(Dataset entries on figures)

* * * * *

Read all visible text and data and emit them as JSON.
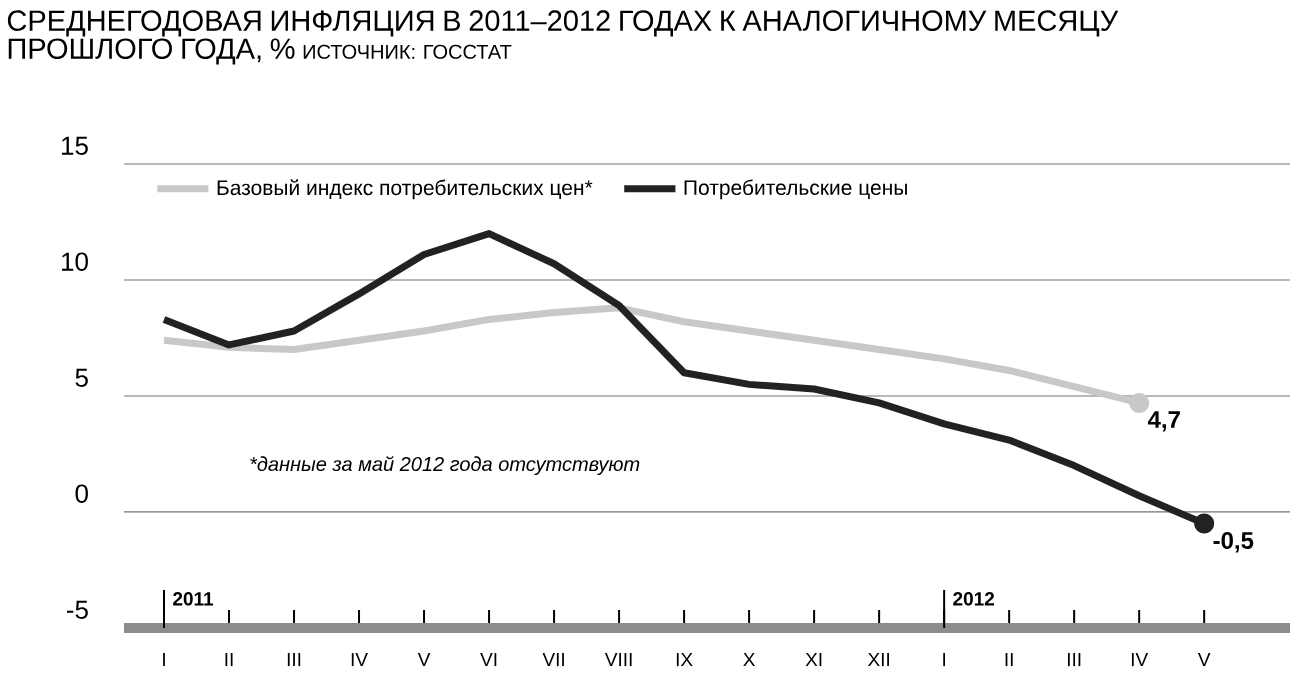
{
  "chart_data": {
    "type": "line",
    "title": "СРЕДНЕГОДОВАЯ ИНФЛЯЦИЯ В 2011–2012 ГОДАХ К АНАЛОГИЧНОМУ МЕСЯЦУ ПРОШЛОГО ГОДА, %",
    "categories": [
      "I",
      "II",
      "III",
      "IV",
      "V",
      "VI",
      "VII",
      "VIII",
      "IX",
      "X",
      "XI",
      "XII",
      "I",
      "II",
      "III",
      "IV",
      "V"
    ],
    "series": [
      {
        "name": "Базовый индекс потребительских цен*",
        "color": "#c8c8c8",
        "values": [
          7.4,
          7.1,
          7.0,
          7.4,
          7.8,
          8.3,
          8.6,
          8.8,
          8.2,
          7.8,
          7.4,
          7.0,
          6.6,
          6.1,
          5.4,
          4.7,
          null
        ],
        "value_labels": [
          null,
          null,
          null,
          null,
          null,
          null,
          null,
          null,
          null,
          null,
          null,
          null,
          null,
          null,
          null,
          "4,7",
          null
        ]
      },
      {
        "name": "Потребительские цены",
        "color": "#222222",
        "values": [
          8.3,
          7.2,
          7.8,
          9.4,
          11.1,
          12.0,
          10.7,
          8.9,
          6.0,
          5.5,
          5.3,
          4.7,
          3.8,
          3.1,
          2.0,
          0.7,
          -0.5
        ],
        "value_labels": [
          null,
          null,
          null,
          null,
          null,
          null,
          null,
          null,
          null,
          null,
          null,
          null,
          null,
          null,
          null,
          null,
          "-0,5"
        ]
      }
    ],
    "ylim": [
      -5,
      15
    ],
    "yticks": [
      -5,
      0,
      5,
      10,
      15
    ],
    "grid": "y",
    "legend": "top",
    "marker": "none",
    "line_style": "solid",
    "annotations": [
      "ИСТОЧНИК: ГОССТАТ",
      "*данные за май 2012 года отсутствуют",
      "2011",
      "2012"
    ]
  }
}
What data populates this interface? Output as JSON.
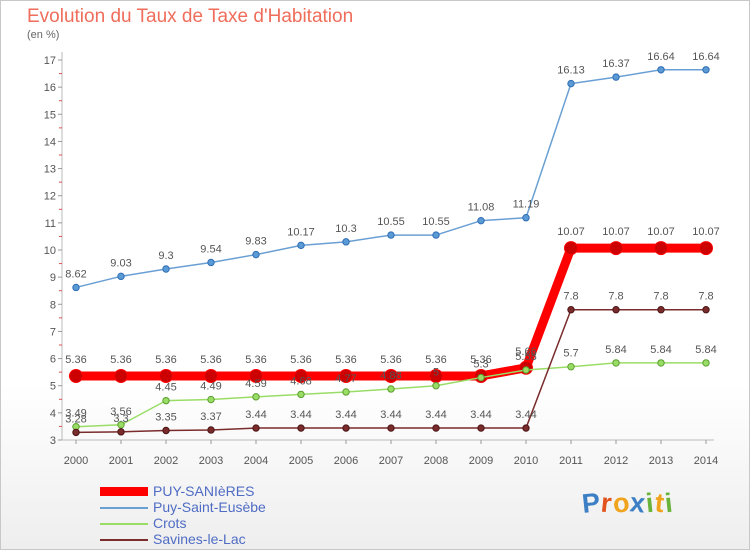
{
  "title": "Evolution du Taux de Taxe d'Habitation",
  "subtitle": "(en %)",
  "logo_letters": [
    "P",
    "r",
    "o",
    "x",
    "i",
    "t",
    "i"
  ],
  "logo_colors": [
    "#3c7fc4",
    "#e2521d",
    "#f0a31c",
    "#3c7fc4",
    "#6ab33b",
    "#f0a31c",
    "#6ab33b"
  ],
  "chart_data": {
    "type": "line",
    "x": [
      "2000",
      "2001",
      "2002",
      "2003",
      "2004",
      "2005",
      "2006",
      "2007",
      "2008",
      "2009",
      "2010",
      "2011",
      "2012",
      "2013",
      "2014"
    ],
    "ylim": [
      3,
      17
    ],
    "yticks": [
      "3",
      "4",
      "5",
      "6",
      "7",
      "8",
      "9",
      "10",
      "11",
      "12",
      "13",
      "14",
      "15",
      "16",
      "17"
    ],
    "grid": false,
    "legend_position": "bottom-left",
    "series": [
      {
        "name": "PUY-SANIèRES",
        "color": "#ff0000",
        "values": [
          5.36,
          5.36,
          5.36,
          5.36,
          5.36,
          5.36,
          5.36,
          5.36,
          5.36,
          5.36,
          5.66,
          10.07,
          10.07,
          10.07,
          10.07
        ],
        "labels": [
          "5.36",
          "5.36",
          "5.36",
          "5.36",
          "5.36",
          "5.36",
          "5.36",
          "5.36",
          "5.36",
          "5.36",
          "5.66",
          "10.07",
          "10.07",
          "10.07",
          "10.07"
        ]
      },
      {
        "name": "Puy-Saint-Eusèbe",
        "color": "#6a9fd4",
        "values": [
          8.62,
          9.03,
          9.3,
          9.54,
          9.83,
          10.17,
          10.3,
          10.55,
          10.55,
          11.08,
          11.19,
          16.13,
          16.37,
          16.64,
          16.64
        ],
        "labels": [
          "8.62",
          "9.03",
          "9.3",
          "9.54",
          "9.83",
          "10.17",
          "10.3",
          "10.55",
          "10.55",
          "11.08",
          "11.19",
          "16.13",
          "16.37",
          "16.64",
          "16.64"
        ]
      },
      {
        "name": "Crots",
        "color": "#99dd66",
        "values": [
          3.49,
          3.56,
          4.45,
          4.49,
          4.59,
          4.68,
          4.77,
          4.88,
          5.0,
          5.3,
          5.58,
          5.7,
          5.84,
          5.84,
          5.84
        ],
        "labels": [
          "3.49",
          "3.56",
          "4.45",
          "4.49",
          "4.59",
          "4.68",
          "4.77",
          "4.88",
          "5",
          "5.3",
          "5.58",
          "5.7",
          "5.84",
          "5.84",
          "5.84"
        ]
      },
      {
        "name": "Savines-le-Lac",
        "color": "#7a2b2b",
        "values": [
          3.28,
          3.3,
          3.35,
          3.37,
          3.44,
          3.44,
          3.44,
          3.44,
          3.44,
          3.44,
          3.44,
          7.8,
          7.8,
          7.8,
          7.8
        ],
        "labels": [
          "3.28",
          "3.3",
          "3.35",
          "3.37",
          "3.44",
          "3.44",
          "3.44",
          "3.44",
          "3.44",
          "3.44",
          "3.44",
          "7.8",
          "7.8",
          "7.8",
          "7.8"
        ]
      }
    ]
  }
}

* * * * *

### [Problem to solve]
Your task is an exact transcription of all the data, minus the pictures.

### [Answer below]
Read all visible text and data and emit them as JSON.
{
  "chart_data": {
    "type": "line",
    "title": "СРЕДНЕГОДОВАЯ ИНФЛЯЦИЯ В 2011–2012 ГОДАХ К АНАЛОГИЧНОМУ МЕСЯЦУ ПРОШЛОГО ГОДА, %",
    "categories": [
      "I",
      "II",
      "III",
      "IV",
      "V",
      "VI",
      "VII",
      "VIII",
      "IX",
      "X",
      "XI",
      "XII",
      "I",
      "II",
      "III",
      "IV",
      "V"
    ],
    "series": [
      {
        "name": "Базовый индекс потребительских цен*",
        "color": "#c8c8c8",
        "values": [
          7.4,
          7.1,
          7.0,
          7.4,
          7.8,
          8.3,
          8.6,
          8.8,
          8.2,
          7.8,
          7.4,
          7.0,
          6.6,
          6.1,
          5.4,
          4.7,
          null
        ],
        "value_labels": [
          null,
          null,
          null,
          null,
          null,
          null,
          null,
          null,
          null,
          null,
          null,
          null,
          null,
          null,
          null,
          "4,7",
          null
        ]
      },
      {
        "name": "Потребительские цены",
        "color": "#222222",
        "values": [
          8.3,
          7.2,
          7.8,
          9.4,
          11.1,
          12.0,
          10.7,
          8.9,
          6.0,
          5.5,
          5.3,
          4.7,
          3.8,
          3.1,
          2.0,
          0.7,
          -0.5
        ],
        "value_labels": [
          null,
          null,
          null,
          null,
          null,
          null,
          null,
          null,
          null,
          null,
          null,
          null,
          null,
          null,
          null,
          null,
          "-0,5"
        ]
      }
    ],
    "ylim": [
      -5,
      15
    ],
    "yticks": [
      -5,
      0,
      5,
      10,
      15
    ],
    "grid": "y",
    "legend": "top",
    "marker": "none",
    "line_style": "solid",
    "annotations": [
      "ИСТОЧНИК: ГОССТАТ",
      "*данные за май 2012 года отсутствуют",
      "2011",
      "2012"
    ]
  }
}
What data populates this interface? Output as JSON.
{
  "title": "Evolution du Taux de Taxe d'Habitation",
  "subtitle": "(en %)",
  "logo_letters": [
    "P",
    "r",
    "o",
    "x",
    "i",
    "t",
    "i"
  ],
  "logo_colors": [
    "#3c7fc4",
    "#e2521d",
    "#f0a31c",
    "#3c7fc4",
    "#6ab33b",
    "#f0a31c",
    "#6ab33b"
  ],
  "chart_data": {
    "type": "line",
    "x": [
      "2000",
      "2001",
      "2002",
      "2003",
      "2004",
      "2005",
      "2006",
      "2007",
      "2008",
      "2009",
      "2010",
      "2011",
      "2012",
      "2013",
      "2014"
    ],
    "ylim": [
      3,
      17
    ],
    "yticks": [
      "3",
      "4",
      "5",
      "6",
      "7",
      "8",
      "9",
      "10",
      "11",
      "12",
      "13",
      "14",
      "15",
      "16",
      "17"
    ],
    "grid": false,
    "legend_position": "bottom-left",
    "series": [
      {
        "name": "PUY-SANIèRES",
        "color": "#ff0000",
        "values": [
          5.36,
          5.36,
          5.36,
          5.36,
          5.36,
          5.36,
          5.36,
          5.36,
          5.36,
          5.36,
          5.66,
          10.07,
          10.07,
          10.07,
          10.07
        ],
        "labels": [
          "5.36",
          "5.36",
          "5.36",
          "5.36",
          "5.36",
          "5.36",
          "5.36",
          "5.36",
          "5.36",
          "5.36",
          "5.66",
          "10.07",
          "10.07",
          "10.07",
          "10.07"
        ]
      },
      {
        "name": "Puy-Saint-Eusèbe",
        "color": "#6a9fd4",
        "values": [
          8.62,
          9.03,
          9.3,
          9.54,
          9.83,
          10.17,
          10.3,
          10.55,
          10.55,
          11.08,
          11.19,
          16.13,
          16.37,
          16.64,
          16.64
        ],
        "labels": [
          "8.62",
          "9.03",
          "9.3",
          "9.54",
          "9.83",
          "10.17",
          "10.3",
          "10.55",
          "10.55",
          "11.08",
          "11.19",
          "16.13",
          "16.37",
          "16.64",
          "16.64"
        ]
      },
      {
        "name": "Crots",
        "color": "#99dd66",
        "values": [
          3.49,
          3.56,
          4.45,
          4.49,
          4.59,
          4.68,
          4.77,
          4.88,
          5.0,
          5.3,
          5.58,
          5.7,
          5.84,
          5.84,
          5.84
        ],
        "labels": [
          "3.49",
          "3.56",
          "4.45",
          "4.49",
          "4.59",
          "4.68",
          "4.77",
          "4.88",
          "5",
          "5.3",
          "5.58",
          "5.7",
          "5.84",
          "5.84",
          "5.84"
        ]
      },
      {
        "name": "Savines-le-Lac",
        "color": "#7a2b2b",
        "values": [
          3.28,
          3.3,
          3.35,
          3.37,
          3.44,
          3.44,
          3.44,
          3.44,
          3.44,
          3.44,
          3.44,
          7.8,
          7.8,
          7.8,
          7.8
        ],
        "labels": [
          "3.28",
          "3.3",
          "3.35",
          "3.37",
          "3.44",
          "3.44",
          "3.44",
          "3.44",
          "3.44",
          "3.44",
          "3.44",
          "7.8",
          "7.8",
          "7.8",
          "7.8"
        ]
      }
    ]
  }
}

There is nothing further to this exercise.